* Raw records *
▽

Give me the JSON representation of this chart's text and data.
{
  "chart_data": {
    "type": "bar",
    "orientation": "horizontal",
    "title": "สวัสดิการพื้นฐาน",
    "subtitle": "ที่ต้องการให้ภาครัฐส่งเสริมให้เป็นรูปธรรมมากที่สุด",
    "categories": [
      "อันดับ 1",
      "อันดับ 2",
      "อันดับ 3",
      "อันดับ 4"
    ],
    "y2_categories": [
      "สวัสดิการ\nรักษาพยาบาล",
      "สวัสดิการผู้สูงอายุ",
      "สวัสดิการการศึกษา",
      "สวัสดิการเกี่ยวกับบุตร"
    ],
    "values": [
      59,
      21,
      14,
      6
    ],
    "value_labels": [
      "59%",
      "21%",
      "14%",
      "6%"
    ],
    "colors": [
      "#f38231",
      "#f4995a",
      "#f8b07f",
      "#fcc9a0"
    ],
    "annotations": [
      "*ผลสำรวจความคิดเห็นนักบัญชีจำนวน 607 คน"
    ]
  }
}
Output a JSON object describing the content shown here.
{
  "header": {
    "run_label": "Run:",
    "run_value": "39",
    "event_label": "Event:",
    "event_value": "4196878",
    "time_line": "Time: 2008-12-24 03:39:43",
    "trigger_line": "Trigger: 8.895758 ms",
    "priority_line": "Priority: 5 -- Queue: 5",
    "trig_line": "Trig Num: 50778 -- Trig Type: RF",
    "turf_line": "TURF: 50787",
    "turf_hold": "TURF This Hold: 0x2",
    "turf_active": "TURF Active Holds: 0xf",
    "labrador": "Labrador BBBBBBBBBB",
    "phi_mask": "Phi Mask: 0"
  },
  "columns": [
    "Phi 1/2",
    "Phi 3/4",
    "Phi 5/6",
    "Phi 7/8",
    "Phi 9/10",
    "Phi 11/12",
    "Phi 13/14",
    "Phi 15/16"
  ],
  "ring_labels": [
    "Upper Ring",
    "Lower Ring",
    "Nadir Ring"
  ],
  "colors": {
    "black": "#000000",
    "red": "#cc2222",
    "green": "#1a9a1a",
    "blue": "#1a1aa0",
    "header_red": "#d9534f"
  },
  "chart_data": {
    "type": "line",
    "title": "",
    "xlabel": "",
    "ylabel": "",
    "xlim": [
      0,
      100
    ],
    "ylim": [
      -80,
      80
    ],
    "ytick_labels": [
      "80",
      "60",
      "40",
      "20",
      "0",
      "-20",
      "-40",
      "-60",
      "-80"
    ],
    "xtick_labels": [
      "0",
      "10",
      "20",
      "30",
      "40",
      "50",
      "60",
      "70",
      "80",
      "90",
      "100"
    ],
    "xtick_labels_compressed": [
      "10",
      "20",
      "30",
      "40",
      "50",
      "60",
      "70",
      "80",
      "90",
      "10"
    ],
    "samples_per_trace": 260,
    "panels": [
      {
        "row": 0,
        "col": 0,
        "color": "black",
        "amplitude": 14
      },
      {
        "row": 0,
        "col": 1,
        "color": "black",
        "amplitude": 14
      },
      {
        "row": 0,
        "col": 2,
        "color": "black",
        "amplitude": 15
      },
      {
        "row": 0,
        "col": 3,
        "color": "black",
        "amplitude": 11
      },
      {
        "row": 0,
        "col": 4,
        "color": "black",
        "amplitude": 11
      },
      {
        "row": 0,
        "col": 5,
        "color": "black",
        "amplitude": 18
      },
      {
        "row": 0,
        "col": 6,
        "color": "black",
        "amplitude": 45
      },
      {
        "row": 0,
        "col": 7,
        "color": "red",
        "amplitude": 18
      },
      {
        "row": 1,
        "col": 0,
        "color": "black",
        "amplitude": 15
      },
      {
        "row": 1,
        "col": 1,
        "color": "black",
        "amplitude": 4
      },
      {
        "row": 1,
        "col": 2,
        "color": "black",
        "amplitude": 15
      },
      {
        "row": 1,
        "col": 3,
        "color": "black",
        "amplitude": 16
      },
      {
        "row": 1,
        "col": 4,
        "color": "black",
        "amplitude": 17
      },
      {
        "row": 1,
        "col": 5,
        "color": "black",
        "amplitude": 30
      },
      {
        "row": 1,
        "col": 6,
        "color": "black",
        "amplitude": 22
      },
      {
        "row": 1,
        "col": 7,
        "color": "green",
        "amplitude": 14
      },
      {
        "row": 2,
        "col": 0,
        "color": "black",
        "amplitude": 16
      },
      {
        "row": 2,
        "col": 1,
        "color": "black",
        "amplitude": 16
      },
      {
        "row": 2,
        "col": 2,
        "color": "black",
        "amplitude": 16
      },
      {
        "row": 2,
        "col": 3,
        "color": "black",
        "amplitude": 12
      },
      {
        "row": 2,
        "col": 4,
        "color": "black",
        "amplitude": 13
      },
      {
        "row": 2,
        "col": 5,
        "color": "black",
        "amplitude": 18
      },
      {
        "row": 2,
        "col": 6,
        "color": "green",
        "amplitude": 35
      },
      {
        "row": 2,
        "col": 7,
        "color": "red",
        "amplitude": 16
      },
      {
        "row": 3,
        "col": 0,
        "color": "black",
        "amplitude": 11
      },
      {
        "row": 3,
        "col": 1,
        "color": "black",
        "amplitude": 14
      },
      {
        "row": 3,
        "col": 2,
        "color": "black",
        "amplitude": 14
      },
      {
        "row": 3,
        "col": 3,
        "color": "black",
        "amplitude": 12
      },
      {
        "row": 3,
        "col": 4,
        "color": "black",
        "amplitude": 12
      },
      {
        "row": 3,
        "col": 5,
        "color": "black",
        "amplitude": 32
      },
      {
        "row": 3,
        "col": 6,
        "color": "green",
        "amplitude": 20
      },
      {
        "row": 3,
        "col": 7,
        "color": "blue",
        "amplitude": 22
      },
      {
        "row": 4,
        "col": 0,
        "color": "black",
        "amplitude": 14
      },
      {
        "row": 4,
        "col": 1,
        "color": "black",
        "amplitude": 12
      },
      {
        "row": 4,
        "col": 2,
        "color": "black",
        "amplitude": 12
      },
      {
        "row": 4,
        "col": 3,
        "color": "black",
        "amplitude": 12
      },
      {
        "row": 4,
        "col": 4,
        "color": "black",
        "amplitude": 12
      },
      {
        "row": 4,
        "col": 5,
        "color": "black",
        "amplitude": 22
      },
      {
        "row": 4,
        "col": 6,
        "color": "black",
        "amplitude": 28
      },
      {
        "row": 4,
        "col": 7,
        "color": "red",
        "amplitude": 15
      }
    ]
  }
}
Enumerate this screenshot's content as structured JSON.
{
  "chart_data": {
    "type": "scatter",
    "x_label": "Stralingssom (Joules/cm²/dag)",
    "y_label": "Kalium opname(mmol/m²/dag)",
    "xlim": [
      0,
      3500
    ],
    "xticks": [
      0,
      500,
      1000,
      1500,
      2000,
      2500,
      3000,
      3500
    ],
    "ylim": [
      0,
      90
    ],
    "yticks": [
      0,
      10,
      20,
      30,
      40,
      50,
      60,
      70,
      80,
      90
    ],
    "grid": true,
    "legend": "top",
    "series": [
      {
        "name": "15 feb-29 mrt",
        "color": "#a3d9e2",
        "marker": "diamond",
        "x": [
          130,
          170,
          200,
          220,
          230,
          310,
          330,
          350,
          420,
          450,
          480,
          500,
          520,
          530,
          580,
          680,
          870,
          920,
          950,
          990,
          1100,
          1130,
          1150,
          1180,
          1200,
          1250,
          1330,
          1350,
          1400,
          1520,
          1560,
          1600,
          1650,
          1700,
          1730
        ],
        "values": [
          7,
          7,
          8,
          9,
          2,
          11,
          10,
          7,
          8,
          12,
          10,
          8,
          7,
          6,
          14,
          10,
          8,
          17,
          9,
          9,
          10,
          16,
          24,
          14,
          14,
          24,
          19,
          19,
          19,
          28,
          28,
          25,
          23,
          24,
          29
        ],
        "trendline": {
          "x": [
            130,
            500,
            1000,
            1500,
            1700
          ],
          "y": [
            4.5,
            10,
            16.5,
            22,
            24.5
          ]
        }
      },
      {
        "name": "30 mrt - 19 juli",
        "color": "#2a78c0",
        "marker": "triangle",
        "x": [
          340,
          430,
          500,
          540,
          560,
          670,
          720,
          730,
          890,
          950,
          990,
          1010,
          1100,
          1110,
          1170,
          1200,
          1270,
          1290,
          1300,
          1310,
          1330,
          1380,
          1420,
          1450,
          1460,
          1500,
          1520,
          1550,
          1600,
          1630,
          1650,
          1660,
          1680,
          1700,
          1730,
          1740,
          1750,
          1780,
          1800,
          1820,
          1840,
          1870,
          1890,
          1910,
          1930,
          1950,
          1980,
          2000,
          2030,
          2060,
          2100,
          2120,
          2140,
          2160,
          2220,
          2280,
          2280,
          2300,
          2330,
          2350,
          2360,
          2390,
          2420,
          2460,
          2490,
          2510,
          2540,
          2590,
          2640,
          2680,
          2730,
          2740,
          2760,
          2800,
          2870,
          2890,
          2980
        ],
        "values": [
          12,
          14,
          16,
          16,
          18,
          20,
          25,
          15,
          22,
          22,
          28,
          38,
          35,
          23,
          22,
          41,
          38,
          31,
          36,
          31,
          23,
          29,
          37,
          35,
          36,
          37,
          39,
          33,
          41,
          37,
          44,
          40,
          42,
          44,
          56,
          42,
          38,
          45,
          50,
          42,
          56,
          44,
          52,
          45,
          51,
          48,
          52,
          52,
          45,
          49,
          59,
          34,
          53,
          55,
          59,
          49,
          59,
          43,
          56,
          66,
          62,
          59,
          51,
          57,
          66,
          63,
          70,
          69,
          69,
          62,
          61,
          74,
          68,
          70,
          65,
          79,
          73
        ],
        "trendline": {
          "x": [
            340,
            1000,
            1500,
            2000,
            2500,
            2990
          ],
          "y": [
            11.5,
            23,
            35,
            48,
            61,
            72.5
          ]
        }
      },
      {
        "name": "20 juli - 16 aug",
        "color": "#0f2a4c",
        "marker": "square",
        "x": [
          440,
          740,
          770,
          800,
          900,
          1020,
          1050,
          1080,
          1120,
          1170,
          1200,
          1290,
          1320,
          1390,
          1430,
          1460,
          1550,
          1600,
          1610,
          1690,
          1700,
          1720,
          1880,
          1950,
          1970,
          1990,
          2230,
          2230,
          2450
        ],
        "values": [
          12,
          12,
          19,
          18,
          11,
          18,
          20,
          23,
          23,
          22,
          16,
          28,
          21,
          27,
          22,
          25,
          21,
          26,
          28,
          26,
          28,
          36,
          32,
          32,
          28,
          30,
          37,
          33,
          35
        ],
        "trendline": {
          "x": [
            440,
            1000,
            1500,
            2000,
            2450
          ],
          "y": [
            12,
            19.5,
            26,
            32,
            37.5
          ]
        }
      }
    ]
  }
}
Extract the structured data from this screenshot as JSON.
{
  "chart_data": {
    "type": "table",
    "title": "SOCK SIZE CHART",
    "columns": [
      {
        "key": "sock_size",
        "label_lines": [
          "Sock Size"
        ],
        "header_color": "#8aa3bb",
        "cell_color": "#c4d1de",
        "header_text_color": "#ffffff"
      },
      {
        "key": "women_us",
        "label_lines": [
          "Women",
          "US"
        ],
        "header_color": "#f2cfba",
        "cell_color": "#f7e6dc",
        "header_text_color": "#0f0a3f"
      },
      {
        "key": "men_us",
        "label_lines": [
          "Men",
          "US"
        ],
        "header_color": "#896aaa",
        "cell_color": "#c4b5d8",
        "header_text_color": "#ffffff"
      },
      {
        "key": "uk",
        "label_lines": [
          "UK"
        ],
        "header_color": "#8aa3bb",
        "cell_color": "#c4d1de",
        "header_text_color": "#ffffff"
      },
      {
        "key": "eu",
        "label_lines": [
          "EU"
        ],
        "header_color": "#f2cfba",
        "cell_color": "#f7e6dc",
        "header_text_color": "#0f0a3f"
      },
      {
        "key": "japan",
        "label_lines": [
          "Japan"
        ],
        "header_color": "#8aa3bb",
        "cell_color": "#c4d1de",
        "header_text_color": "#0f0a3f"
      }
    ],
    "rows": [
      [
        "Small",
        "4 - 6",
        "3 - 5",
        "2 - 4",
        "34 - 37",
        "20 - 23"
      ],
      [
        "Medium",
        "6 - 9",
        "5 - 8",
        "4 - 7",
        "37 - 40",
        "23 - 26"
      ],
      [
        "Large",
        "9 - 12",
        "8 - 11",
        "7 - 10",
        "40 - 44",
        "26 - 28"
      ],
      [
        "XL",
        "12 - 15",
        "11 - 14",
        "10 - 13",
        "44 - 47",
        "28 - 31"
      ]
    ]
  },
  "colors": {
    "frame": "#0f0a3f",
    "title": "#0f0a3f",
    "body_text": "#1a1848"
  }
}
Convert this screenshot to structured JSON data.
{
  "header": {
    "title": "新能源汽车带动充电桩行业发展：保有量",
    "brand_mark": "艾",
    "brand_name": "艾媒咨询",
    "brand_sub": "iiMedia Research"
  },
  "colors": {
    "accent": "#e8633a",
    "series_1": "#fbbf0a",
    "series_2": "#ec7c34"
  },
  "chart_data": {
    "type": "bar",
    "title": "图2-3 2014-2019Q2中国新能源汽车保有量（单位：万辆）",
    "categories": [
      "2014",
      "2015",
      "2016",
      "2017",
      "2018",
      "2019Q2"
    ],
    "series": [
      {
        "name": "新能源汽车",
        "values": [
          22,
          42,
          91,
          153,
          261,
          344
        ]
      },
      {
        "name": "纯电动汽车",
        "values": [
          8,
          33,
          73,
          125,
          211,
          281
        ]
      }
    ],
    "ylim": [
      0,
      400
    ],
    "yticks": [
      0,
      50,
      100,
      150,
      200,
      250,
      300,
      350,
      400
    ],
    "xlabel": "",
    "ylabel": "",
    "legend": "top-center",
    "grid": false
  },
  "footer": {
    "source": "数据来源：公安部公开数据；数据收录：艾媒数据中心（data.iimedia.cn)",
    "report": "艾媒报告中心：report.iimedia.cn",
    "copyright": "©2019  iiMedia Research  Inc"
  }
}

△

* EXERCISE *
Copy out each line in the preceding records that contains "marker".

* RESULT *
        "marker": "diamond",
        "marker": "triangle",
        "marker": "square",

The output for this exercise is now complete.